───── Working data ─────

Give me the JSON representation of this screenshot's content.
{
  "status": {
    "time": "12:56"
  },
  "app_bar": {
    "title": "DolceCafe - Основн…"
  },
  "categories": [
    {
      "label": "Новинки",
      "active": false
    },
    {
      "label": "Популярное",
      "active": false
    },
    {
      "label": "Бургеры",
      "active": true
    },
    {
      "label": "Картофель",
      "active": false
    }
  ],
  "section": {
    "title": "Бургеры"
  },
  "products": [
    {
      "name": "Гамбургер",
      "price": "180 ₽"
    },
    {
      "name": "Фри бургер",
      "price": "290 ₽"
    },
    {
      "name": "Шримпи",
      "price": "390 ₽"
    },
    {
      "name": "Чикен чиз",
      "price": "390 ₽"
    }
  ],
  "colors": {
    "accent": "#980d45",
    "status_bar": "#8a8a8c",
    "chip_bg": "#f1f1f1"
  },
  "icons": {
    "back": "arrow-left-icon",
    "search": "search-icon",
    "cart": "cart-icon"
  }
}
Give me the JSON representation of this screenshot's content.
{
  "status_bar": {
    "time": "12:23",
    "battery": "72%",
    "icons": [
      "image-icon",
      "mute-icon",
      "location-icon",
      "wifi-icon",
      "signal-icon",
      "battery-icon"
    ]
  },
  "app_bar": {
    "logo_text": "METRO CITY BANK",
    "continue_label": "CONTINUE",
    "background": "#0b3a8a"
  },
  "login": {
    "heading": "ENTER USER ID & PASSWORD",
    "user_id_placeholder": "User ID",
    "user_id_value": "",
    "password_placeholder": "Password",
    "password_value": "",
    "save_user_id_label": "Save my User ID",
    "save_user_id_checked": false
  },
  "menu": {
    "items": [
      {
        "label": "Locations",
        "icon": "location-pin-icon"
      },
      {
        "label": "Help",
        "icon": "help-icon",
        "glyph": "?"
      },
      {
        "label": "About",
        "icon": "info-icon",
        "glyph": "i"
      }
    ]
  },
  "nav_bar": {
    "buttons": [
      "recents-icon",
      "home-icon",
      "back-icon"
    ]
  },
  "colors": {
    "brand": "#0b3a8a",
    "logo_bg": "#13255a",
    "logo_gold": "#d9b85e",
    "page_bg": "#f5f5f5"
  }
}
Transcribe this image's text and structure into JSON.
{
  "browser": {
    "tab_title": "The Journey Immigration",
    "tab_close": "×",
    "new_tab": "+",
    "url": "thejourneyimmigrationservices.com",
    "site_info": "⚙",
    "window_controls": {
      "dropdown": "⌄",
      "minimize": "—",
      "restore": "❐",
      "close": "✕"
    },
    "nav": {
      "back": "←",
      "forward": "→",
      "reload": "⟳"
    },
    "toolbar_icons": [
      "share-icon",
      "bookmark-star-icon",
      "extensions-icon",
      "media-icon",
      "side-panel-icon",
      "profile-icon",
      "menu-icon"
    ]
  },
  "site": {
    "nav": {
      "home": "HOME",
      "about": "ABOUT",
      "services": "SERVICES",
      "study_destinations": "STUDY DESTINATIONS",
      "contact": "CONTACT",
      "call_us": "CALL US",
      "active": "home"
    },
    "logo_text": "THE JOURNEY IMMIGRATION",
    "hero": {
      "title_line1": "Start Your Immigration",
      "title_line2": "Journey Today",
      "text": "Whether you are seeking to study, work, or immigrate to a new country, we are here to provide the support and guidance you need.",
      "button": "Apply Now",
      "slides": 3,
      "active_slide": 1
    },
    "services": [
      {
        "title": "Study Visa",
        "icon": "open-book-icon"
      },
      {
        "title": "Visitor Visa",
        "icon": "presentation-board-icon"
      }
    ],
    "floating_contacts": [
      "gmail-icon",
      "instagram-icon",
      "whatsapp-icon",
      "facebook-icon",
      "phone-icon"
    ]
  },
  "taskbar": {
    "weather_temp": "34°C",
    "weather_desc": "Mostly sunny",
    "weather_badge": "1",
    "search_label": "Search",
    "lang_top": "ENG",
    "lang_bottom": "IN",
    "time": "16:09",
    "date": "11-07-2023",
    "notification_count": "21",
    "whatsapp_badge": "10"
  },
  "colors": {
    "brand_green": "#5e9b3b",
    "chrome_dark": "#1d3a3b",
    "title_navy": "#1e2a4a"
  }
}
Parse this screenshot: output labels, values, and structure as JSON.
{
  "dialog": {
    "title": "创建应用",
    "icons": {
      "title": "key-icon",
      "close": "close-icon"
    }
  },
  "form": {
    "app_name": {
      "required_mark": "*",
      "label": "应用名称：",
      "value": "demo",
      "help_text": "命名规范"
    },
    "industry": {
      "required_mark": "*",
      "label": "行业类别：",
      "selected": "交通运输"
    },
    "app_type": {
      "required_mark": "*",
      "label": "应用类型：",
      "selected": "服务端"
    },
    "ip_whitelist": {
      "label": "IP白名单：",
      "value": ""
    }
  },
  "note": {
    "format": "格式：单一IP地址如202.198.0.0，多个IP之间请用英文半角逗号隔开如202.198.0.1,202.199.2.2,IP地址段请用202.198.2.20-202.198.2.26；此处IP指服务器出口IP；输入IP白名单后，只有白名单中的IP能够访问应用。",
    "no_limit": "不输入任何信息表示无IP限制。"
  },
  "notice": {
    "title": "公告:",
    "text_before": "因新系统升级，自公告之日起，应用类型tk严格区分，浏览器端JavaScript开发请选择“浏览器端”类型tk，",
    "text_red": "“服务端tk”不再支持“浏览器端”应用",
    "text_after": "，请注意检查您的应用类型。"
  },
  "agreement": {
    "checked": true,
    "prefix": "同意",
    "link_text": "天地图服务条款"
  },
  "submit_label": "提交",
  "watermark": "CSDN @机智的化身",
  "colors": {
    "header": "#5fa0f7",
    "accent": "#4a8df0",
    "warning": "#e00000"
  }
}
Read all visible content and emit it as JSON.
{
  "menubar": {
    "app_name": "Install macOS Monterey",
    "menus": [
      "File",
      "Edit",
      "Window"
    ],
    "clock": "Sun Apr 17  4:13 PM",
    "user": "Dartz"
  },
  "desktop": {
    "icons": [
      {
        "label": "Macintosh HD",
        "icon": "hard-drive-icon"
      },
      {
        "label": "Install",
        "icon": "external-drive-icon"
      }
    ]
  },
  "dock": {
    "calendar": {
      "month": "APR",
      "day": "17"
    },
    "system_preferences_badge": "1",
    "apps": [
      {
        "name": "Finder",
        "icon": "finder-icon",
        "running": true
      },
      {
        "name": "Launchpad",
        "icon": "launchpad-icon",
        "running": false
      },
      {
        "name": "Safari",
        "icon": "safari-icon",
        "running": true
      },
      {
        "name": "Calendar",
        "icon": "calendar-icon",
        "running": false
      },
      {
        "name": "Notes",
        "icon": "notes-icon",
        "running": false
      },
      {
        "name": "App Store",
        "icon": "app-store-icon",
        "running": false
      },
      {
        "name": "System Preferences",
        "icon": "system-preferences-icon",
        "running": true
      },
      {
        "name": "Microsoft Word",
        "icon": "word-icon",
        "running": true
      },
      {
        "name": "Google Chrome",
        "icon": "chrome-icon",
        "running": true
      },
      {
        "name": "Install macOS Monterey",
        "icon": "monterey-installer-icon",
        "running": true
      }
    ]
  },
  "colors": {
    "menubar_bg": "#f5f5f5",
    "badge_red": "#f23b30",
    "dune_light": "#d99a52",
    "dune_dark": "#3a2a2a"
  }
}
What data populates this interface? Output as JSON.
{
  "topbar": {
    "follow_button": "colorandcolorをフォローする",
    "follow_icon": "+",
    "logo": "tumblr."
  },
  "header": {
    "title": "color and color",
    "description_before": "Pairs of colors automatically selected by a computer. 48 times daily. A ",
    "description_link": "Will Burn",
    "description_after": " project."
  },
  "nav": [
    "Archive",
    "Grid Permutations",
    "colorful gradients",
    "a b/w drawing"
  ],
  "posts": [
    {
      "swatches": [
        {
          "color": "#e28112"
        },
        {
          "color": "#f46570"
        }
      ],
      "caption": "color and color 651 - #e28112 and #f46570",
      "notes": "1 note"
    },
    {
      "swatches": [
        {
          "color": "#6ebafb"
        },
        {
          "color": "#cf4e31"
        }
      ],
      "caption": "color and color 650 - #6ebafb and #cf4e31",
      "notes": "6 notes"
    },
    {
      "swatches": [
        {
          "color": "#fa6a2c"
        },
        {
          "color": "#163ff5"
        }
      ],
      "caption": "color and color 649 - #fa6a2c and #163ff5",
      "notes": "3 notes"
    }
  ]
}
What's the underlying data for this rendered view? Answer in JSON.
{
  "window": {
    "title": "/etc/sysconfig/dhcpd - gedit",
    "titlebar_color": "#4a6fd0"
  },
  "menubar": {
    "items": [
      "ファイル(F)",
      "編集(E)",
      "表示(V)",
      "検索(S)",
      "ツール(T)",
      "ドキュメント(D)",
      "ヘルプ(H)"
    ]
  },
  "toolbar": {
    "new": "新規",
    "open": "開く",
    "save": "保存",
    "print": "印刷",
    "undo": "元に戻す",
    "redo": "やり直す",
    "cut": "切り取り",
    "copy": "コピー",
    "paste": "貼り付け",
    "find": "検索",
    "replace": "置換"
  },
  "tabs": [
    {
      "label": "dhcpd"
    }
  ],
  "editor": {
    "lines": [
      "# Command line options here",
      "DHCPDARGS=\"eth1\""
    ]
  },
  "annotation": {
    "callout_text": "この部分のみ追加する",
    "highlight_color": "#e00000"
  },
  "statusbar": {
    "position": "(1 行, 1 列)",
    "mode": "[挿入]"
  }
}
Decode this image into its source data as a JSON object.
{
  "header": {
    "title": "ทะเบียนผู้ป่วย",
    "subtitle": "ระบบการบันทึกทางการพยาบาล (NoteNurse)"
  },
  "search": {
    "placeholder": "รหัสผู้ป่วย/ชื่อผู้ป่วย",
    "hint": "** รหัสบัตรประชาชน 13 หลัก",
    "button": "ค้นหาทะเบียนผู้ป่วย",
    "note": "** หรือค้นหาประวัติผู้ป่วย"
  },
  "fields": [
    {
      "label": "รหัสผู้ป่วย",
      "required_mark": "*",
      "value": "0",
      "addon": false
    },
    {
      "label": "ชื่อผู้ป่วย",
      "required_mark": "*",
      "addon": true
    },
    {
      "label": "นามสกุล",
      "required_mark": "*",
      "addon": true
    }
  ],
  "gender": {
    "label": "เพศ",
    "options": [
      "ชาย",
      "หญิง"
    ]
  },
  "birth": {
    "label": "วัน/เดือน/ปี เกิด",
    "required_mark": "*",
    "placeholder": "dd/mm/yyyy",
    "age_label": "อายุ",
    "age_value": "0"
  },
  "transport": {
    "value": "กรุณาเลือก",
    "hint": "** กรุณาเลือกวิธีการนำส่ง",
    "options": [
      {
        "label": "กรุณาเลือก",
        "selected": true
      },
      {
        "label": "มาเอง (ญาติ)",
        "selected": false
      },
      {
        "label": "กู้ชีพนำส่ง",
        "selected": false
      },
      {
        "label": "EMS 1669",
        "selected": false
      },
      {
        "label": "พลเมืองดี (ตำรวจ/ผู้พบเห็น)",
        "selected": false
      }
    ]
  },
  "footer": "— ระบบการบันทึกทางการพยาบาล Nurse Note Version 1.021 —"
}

─────

* _Given task_:
Search the entries for the word "drive", then list each line that holds it.

* _Exercise output_:
        "icon": "hard-drive-icon"
        "icon": "external-drive-icon"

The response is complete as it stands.